Set problem: In the listing below, identify each line with the word "выплаты" and return those lines.

(Stored records)
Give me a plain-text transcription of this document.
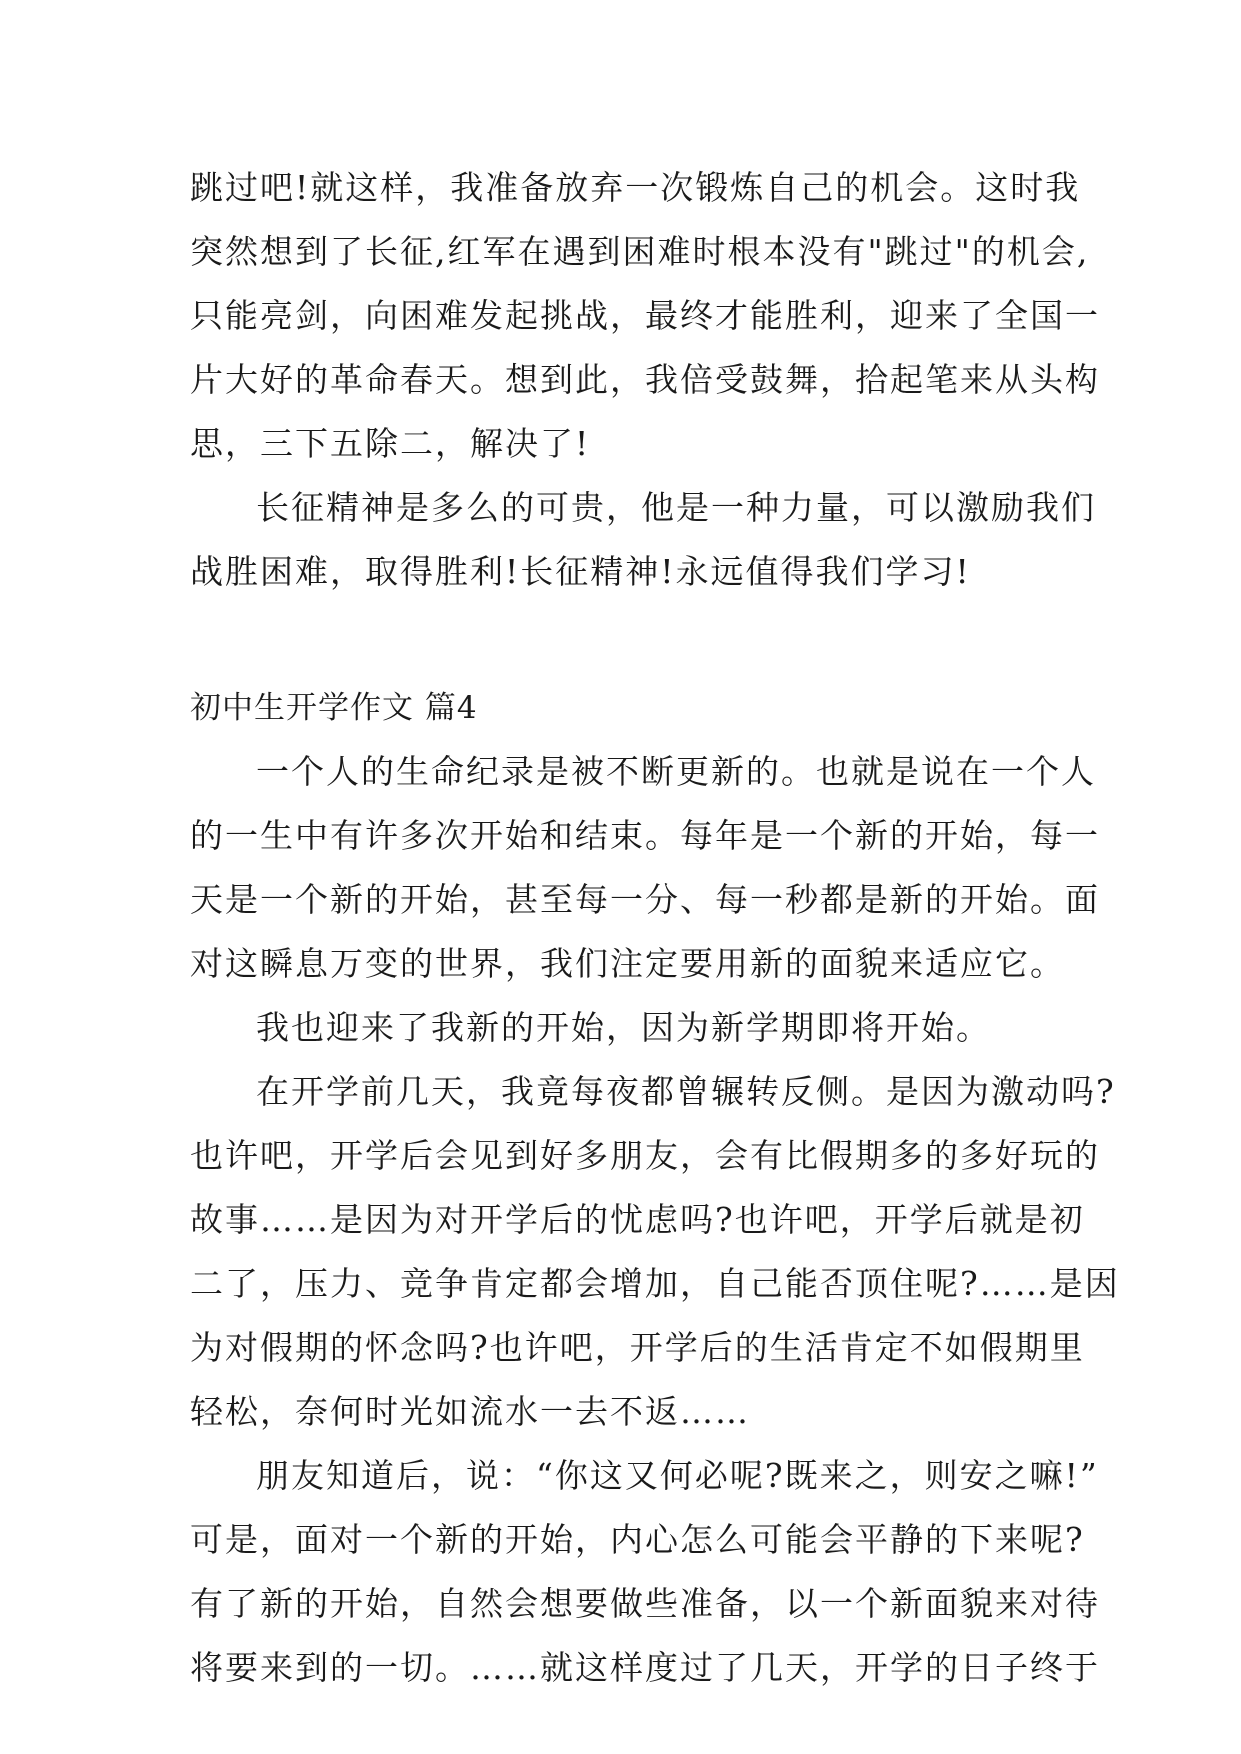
跳过吧!就这样，我准备放弃一次锻炼自己的机会。这时我
突然想到了长征,红军在遇到困难时根本没有"跳过"的机会,
只能亮剑，向困难发起挑战，最终才能胜利，迎来了全国一
片大好的革命春天。想到此，我倍受鼓舞，拾起笔来从头构
思，三下五除二，解决了!
长征精神是多么的可贵，他是一种力量，可以激励我们
战胜困难，取得胜利!长征精神!永远值得我们学习!
初中生开学作文 篇4
一个人的生命纪录是被不断更新的。也就是说在一个人
的一生中有许多次开始和结束。每年是一个新的开始，每一
天是一个新的开始，甚至每一分、每一秒都是新的开始。面
对这瞬息万变的世界，我们注定要用新的面貌来适应它。
我也迎来了我新的开始，因为新学期即将开始。
在开学前几天，我竟每夜都曾辗转反侧。是因为激动吗?
也许吧，开学后会见到好多朋友，会有比假期多的多好玩的
故事……是因为对开学后的忧虑吗?也许吧，开学后就是初
二了，压力、竞争肯定都会增加，自己能否顶住呢?……是因
为对假期的怀念吗?也许吧，开学后的生活肯定不如假期里
轻松，奈何时光如流水一去不返……
朋友知道后，说：“你这又何必呢?既来之，则安之嘛!”
可是，面对一个新的开始，内心怎么可能会平静的下来呢?
有了新的开始，自然会想要做些准备，以一个新面貌来对待
将要来到的一切。……就这样度过了几天，开学的日子终于
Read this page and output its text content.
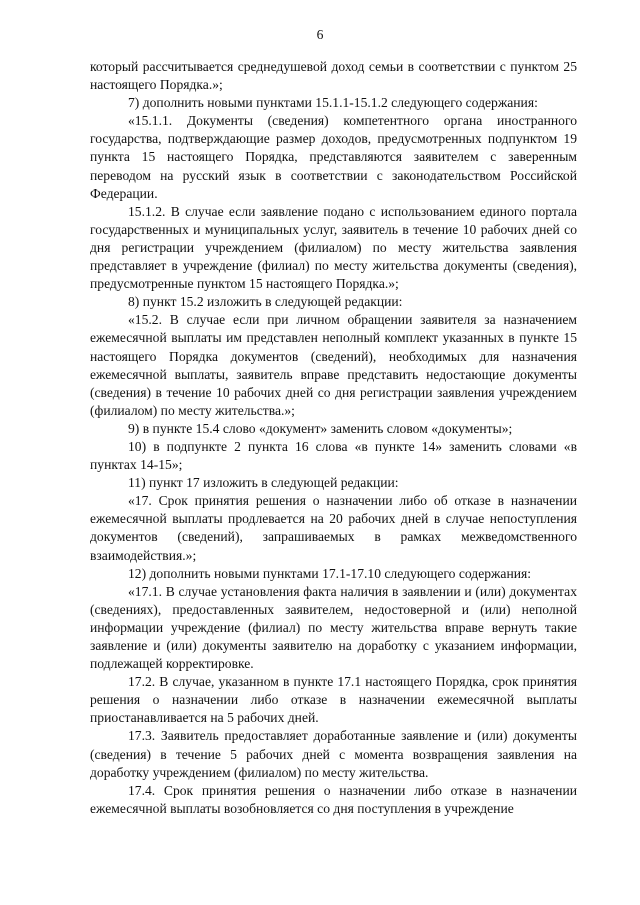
6

который рассчитывается среднедушевой доход семьи в соответствии с пунктом 25 настоящего Порядка.»;

7) дополнить новыми пунктами 15.1.1-15.1.2 следующего содержания:

«15.1.1. Документы (сведения) компетентного органа иностранного государства, подтверждающие размер доходов, предусмотренных подпунктом 19 пункта 15 настоящего Порядка, представляются заявителем с заверенным переводом на русский язык в соответствии с законодательством Российской Федерации.

15.1.2. В случае если заявление подано с использованием единого портала государственных и муниципальных услуг, заявитель в течение 10 рабочих дней со дня регистрации учреждением (филиалом) по месту жительства заявления представляет в учреждение (филиал) по месту жительства документы (сведения), предусмотренные пунктом 15 настоящего Порядка.»;

8) пункт 15.2 изложить в следующей редакции:

«15.2. В случае если при личном обращении заявителя за назначением ежемесячной выплаты им представлен неполный комплект указанных в пункте 15 настоящего Порядка документов (сведений), необходимых для назначения ежемесячной выплаты, заявитель вправе представить недостающие документы (сведения) в течение 10 рабочих дней со дня регистрации заявления учреждением (филиалом) по месту жительства.»;

9) в пункте 15.4 слово «документ» заменить словом «документы»;

10) в подпункте 2 пункта 16 слова «в пункте 14» заменить словами «в пунктах 14-15»;

11) пункт 17 изложить в следующей редакции:

«17. Срок принятия решения о назначении либо об отказе в назначении ежемесячной выплаты продлевается на 20 рабочих дней в случае непоступления документов (сведений), запрашиваемых в рамках межведомственного взаимодействия.»;

12) дополнить новыми пунктами 17.1-17.10 следующего содержания:

«17.1. В случае установления факта наличия в заявлении и (или) документах (сведениях), предоставленных заявителем, недостоверной и (или) неполной информации учреждение (филиал) по месту жительства вправе вернуть такие заявление и (или) документы заявителю на доработку с указанием информации, подлежащей корректировке.

17.2. В случае, указанном в пункте 17.1 настоящего Порядка, срок принятия решения о назначении либо отказе в назначении ежемесячной выплаты приостанавливается на 5 рабочих дней.

17.3. Заявитель предоставляет доработанные заявление и (или) документы (сведения) в течение 5 рабочих дней с момента возвращения заявления на доработку учреждением (филиалом) по месту жительства.

17.4. Срок принятия решения о назначении либо отказе в назначении ежемесячной выплаты возобновляется со дня поступления в учреждение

Finished answer:
«15.2. В случае если при личном обращении заявителя за назначением ежемесячной выплаты им представлен неполный комплект указанных в пункте 15 настоящего Порядка документов (сведений), необходимых для назначения ежемесячной выплаты, заявитель вправе представить недостающие документы (сведения) в течение 10 рабочих дней со дня регистрации заявления учреждением (филиалом) по месту жительства.»;
«17. Срок принятия решения о назначении либо об отказе в назначении ежемесячной выплаты продлевается на 20 рабочих дней в случае непоступления документов (сведений), запрашиваемых в рамках межведомственного взаимодействия.»;
17.2. В случае, указанном в пункте 17.1 настоящего Порядка, срок принятия решения о назначении либо отказе в назначении ежемесячной выплаты приостанавливается на 5 рабочих дней.
17.4. Срок принятия решения о назначении либо отказе в назначении ежемесячной выплаты возобновляется со дня поступления в учреждение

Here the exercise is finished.